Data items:
● ● ● ●
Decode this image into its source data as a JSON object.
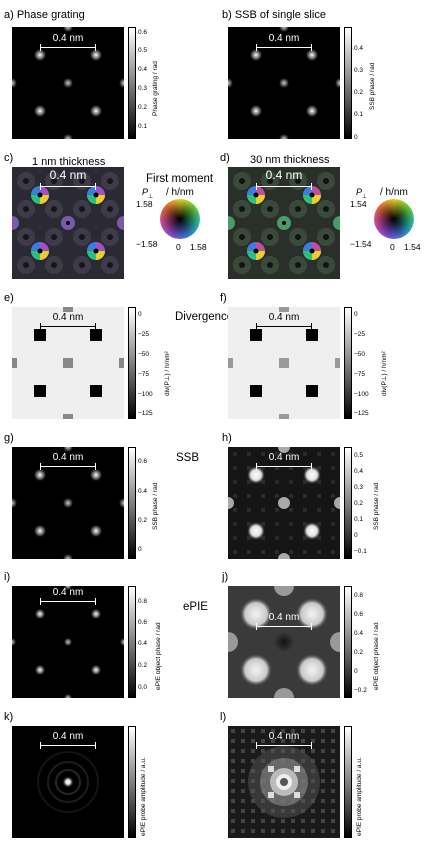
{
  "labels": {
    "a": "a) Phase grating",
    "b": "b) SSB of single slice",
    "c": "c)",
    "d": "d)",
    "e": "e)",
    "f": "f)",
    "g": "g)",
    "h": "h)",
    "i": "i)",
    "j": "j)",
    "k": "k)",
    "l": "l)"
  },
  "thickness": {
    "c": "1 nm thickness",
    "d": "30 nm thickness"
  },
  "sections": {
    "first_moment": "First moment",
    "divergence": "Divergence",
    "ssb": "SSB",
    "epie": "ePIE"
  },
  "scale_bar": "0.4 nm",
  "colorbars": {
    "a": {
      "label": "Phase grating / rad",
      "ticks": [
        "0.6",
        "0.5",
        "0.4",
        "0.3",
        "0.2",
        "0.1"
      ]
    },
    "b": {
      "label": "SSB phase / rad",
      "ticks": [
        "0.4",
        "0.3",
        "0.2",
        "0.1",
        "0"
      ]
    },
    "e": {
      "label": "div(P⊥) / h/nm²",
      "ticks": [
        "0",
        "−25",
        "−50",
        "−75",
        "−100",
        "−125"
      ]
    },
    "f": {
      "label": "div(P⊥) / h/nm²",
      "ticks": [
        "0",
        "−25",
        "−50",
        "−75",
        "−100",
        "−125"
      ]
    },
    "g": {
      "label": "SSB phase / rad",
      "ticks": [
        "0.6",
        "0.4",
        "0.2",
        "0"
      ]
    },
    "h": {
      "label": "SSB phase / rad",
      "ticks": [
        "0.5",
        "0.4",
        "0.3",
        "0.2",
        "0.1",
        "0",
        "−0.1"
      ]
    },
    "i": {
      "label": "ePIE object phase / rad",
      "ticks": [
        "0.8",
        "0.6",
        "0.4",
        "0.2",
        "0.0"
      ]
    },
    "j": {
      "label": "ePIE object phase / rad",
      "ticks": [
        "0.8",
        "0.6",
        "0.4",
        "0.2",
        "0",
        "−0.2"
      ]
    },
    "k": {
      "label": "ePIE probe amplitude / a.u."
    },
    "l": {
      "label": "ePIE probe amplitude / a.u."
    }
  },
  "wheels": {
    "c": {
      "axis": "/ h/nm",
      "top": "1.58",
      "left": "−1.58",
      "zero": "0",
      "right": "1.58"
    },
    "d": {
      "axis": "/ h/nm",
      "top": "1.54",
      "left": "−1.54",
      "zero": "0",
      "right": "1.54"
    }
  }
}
● ● ● ●
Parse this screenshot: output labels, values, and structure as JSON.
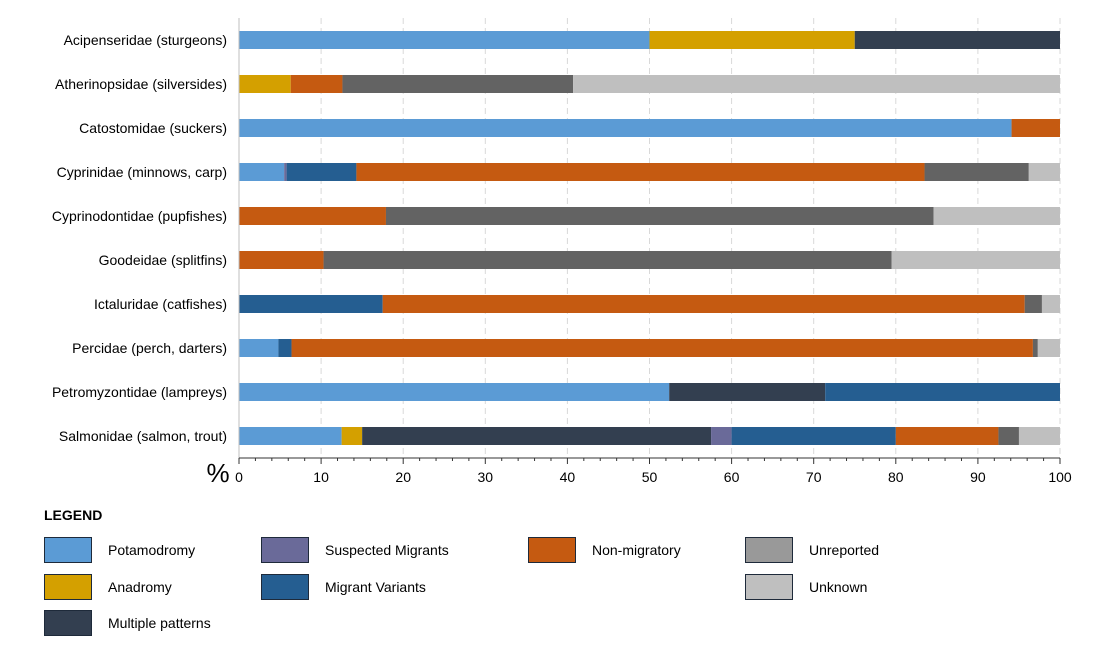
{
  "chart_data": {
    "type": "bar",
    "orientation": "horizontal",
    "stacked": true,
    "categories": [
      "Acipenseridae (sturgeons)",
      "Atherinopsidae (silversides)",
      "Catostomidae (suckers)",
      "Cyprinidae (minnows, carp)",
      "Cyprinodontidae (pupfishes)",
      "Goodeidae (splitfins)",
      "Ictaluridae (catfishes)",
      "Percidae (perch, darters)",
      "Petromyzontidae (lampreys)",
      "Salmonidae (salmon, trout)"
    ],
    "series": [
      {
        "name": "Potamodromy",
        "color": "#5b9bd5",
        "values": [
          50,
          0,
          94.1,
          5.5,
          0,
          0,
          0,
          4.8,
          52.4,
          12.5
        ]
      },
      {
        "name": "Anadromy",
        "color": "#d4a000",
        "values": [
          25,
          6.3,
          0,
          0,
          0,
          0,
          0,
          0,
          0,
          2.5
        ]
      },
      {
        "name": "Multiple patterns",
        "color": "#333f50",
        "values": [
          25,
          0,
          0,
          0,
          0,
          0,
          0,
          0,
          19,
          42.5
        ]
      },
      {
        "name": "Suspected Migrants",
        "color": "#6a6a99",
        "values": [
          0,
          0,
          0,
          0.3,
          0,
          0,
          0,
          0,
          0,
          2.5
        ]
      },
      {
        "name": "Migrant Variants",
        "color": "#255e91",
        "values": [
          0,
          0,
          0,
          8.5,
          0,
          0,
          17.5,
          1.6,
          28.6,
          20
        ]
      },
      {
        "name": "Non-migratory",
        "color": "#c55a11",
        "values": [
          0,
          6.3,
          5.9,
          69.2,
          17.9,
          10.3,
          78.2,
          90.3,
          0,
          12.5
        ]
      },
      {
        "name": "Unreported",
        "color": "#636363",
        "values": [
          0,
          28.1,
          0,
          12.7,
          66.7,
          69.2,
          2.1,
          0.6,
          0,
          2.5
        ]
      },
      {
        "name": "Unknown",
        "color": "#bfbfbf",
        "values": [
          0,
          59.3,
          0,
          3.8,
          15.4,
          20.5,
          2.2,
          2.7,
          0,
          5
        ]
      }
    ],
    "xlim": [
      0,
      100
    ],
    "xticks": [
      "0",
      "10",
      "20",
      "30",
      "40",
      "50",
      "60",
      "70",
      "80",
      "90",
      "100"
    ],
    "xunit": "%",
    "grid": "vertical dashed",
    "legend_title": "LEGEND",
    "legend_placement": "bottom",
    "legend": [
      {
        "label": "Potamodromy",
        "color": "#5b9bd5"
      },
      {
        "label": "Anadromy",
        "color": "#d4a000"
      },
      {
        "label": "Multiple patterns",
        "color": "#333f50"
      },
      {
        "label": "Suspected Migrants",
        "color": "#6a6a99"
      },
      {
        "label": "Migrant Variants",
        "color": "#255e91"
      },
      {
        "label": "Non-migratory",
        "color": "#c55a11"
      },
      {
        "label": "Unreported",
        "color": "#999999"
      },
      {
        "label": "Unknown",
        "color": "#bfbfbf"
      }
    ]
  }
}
● ● ● ●
[Task to complete] Your task is to gather all lines from the entries above that hold the word "grating".

[Exercise solution]
    "a": "a) Phase grating",
      "label": "Phase grating / rad",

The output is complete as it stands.